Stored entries
## begin
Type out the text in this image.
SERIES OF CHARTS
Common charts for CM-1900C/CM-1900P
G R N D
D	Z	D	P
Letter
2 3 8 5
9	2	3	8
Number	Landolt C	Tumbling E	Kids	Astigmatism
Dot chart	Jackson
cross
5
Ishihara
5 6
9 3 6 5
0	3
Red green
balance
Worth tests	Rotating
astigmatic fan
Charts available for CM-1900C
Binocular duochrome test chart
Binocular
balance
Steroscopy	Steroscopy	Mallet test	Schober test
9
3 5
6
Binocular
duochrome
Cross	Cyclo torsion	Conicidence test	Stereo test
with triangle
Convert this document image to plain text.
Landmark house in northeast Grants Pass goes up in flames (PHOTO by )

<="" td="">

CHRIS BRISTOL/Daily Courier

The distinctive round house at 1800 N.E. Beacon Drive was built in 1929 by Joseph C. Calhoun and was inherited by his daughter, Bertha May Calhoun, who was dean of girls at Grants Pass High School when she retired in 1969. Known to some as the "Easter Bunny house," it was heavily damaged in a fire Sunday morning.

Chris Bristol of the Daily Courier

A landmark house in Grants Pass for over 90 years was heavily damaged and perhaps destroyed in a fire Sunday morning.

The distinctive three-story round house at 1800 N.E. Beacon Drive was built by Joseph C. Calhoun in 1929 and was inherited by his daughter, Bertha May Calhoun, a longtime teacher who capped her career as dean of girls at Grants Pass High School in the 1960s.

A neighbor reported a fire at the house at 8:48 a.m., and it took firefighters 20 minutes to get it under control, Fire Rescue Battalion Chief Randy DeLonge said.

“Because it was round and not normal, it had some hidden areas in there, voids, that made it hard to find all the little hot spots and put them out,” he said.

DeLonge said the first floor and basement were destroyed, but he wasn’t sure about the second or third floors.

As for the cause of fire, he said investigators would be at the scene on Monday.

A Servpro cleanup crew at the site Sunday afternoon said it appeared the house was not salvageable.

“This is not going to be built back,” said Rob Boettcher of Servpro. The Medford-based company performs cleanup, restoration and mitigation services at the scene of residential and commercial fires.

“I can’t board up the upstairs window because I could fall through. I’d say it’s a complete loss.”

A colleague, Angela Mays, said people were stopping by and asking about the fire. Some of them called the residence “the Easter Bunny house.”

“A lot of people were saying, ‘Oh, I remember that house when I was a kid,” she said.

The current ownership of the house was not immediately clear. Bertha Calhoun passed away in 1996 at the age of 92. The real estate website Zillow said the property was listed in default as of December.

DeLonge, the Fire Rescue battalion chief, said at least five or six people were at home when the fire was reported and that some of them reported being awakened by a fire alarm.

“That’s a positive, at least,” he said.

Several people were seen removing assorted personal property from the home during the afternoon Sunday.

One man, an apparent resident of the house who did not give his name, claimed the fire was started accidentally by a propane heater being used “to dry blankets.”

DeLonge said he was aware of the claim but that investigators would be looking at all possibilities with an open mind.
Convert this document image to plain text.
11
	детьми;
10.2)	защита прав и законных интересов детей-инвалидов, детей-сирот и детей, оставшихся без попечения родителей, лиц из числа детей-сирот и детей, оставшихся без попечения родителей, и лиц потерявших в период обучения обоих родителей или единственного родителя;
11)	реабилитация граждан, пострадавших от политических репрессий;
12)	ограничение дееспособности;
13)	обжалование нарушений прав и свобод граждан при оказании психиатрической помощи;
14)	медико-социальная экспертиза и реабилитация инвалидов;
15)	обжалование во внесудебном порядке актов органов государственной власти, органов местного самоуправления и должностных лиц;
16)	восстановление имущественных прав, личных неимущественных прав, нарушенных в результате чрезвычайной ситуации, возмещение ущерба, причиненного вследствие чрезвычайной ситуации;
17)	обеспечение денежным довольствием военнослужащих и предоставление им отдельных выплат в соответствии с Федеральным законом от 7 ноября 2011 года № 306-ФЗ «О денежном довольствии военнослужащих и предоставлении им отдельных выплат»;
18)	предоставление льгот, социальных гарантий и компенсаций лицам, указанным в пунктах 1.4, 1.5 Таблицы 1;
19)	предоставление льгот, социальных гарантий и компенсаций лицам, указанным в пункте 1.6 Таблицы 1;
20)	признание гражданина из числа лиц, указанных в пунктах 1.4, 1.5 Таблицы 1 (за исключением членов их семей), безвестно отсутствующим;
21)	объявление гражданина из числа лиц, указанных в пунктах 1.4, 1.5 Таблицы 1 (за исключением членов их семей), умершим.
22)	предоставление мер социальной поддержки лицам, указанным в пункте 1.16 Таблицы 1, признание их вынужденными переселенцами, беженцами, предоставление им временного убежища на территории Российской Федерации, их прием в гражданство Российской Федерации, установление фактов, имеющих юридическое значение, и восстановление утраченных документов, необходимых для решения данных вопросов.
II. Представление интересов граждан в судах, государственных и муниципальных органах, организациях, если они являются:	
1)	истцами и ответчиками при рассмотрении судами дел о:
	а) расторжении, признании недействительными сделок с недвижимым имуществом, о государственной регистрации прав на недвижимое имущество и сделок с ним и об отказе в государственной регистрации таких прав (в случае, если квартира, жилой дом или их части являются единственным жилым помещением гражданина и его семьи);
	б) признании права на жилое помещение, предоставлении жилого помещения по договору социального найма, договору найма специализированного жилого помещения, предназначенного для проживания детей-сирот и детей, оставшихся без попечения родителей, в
## end
▶ PROBLEM REQUIREMENTS
Transcribe all of the lines in the records precisely.

▶ EXERCISE SOLUTION
Type out the text in this image.
SERIES OF CHARTS
Common charts for CM-1900C/CM-1900P
G R N D
D	Z	D	P
Letter
2 3 8 5
9	2	3	8
Number	Landolt C	Tumbling E	Kids	Astigmatism
Dot chart	Jackson
cross
5
Ishihara
5 6
9 3 6 5
0	3
Red green
balance
Worth tests	Rotating
astigmatic fan
Charts available for CM-1900C
Binocular duochrome test chart
Binocular
balance
Steroscopy	Steroscopy	Mallet test	Schober test
9
3 5
6
Binocular
duochrome
Cross	Cyclo torsion	Conicidence test	Stereo test
with triangle
Convert this document image to plain text.
Landmark house in northeast Grants Pass goes up in flames (PHOTO by )

<="" td="">

CHRIS BRISTOL/Daily Courier

The distinctive round house at 1800 N.E. Beacon Drive was built in 1929 by Joseph C. Calhoun and was inherited by his daughter, Bertha May Calhoun, who was dean of girls at Grants Pass High School when she retired in 1969. Known to some as the "Easter Bunny house," it was heavily damaged in a fire Sunday morning.

Chris Bristol of the Daily Courier

A landmark house in Grants Pass for over 90 years was heavily damaged and perhaps destroyed in a fire Sunday morning.

The distinctive three-story round house at 1800 N.E. Beacon Drive was built by Joseph C. Calhoun in 1929 and was inherited by his daughter, Bertha May Calhoun, a longtime teacher who capped her career as dean of girls at Grants Pass High School in the 1960s.

A neighbor reported a fire at the house at 8:48 a.m., and it took firefighters 20 minutes to get it under control, Fire Rescue Battalion Chief Randy DeLonge said.

“Because it was round and not normal, it had some hidden areas in there, voids, that made it hard to find all the little hot spots and put them out,” he said.

DeLonge said the first floor and basement were destroyed, but he wasn’t sure about the second or third floors.

As for the cause of fire, he said investigators would be at the scene on Monday.

A Servpro cleanup crew at the site Sunday afternoon said it appeared the house was not salvageable.

“This is not going to be built back,” said Rob Boettcher of Servpro. The Medford-based company performs cleanup, restoration and mitigation services at the scene of residential and commercial fires.

“I can’t board up the upstairs window because I could fall through. I’d say it’s a complete loss.”

A colleague, Angela Mays, said people were stopping by and asking about the fire. Some of them called the residence “the Easter Bunny house.”

“A lot of people were saying, ‘Oh, I remember that house when I was a kid,” she said.

The current ownership of the house was not immediately clear. Bertha Calhoun passed away in 1996 at the age of 92. The real estate website Zillow said the property was listed in default as of December.

DeLonge, the Fire Rescue battalion chief, said at least five or six people were at home when the fire was reported and that some of them reported being awakened by a fire alarm.

“That’s a positive, at least,” he said.

Several people were seen removing assorted personal property from the home during the afternoon Sunday.

One man, an apparent resident of the house who did not give his name, claimed the fire was started accidentally by a propane heater being used “to dry blankets.”

DeLonge said he was aware of the claim but that investigators would be looking at all possibilities with an open mind.
Convert this document image to plain text.
11
	детьми;
10.2)	защита прав и законных интересов детей-инвалидов, детей-сирот и детей, оставшихся без попечения родителей, лиц из числа детей-сирот и детей, оставшихся без попечения родителей, и лиц потерявших в период обучения обоих родителей или единственного родителя;
11)	реабилитация граждан, пострадавших от политических репрессий;
12)	ограничение дееспособности;
13)	обжалование нарушений прав и свобод граждан при оказании психиатрической помощи;
14)	медико-социальная экспертиза и реабилитация инвалидов;
15)	обжалование во внесудебном порядке актов органов государственной власти, органов местного самоуправления и должностных лиц;
16)	восстановление имущественных прав, личных неимущественных прав, нарушенных в результате чрезвычайной ситуации, возмещение ущерба, причиненного вследствие чрезвычайной ситуации;
17)	обеспечение денежным довольствием военнослужащих и предоставление им отдельных выплат в соответствии с Федеральным законом от 7 ноября 2011 года № 306-ФЗ «О денежном довольствии военнослужащих и предоставлении им отдельных выплат»;
18)	предоставление льгот, социальных гарантий и компенсаций лицам, указанным в пунктах 1.4, 1.5 Таблицы 1;
19)	предоставление льгот, социальных гарантий и компенсаций лицам, указанным в пункте 1.6 Таблицы 1;
20)	признание гражданина из числа лиц, указанных в пунктах 1.4, 1.5 Таблицы 1 (за исключением членов их семей), безвестно отсутствующим;
21)	объявление гражданина из числа лиц, указанных в пунктах 1.4, 1.5 Таблицы 1 (за исключением членов их семей), умершим.
22)	предоставление мер социальной поддержки лицам, указанным в пункте 1.16 Таблицы 1, признание их вынужденными переселенцами, беженцами, предоставление им временного убежища на территории Российской Федерации, их прием в гражданство Российской Федерации, установление фактов, имеющих юридическое значение, и восстановление утраченных документов, необходимых для решения данных вопросов.
II. Представление интересов граждан в судах, государственных и муниципальных органах, организациях, если они являются:	
1)	истцами и ответчиками при рассмотрении судами дел о:
	а) расторжении, признании недействительными сделок с недвижимым имуществом, о государственной регистрации прав на недвижимое имущество и сделок с ним и об отказе в государственной регистрации таких прав (в случае, если квартира, жилой дом или их части являются единственным жилым помещением гражданина и его семьи);
	б) признании права на жилое помещение, предоставлении жилого помещения по договору социального найма, договору найма специализированного жилого помещения, предназначенного для проживания детей-сирот и детей, оставшихся без попечения родителей, в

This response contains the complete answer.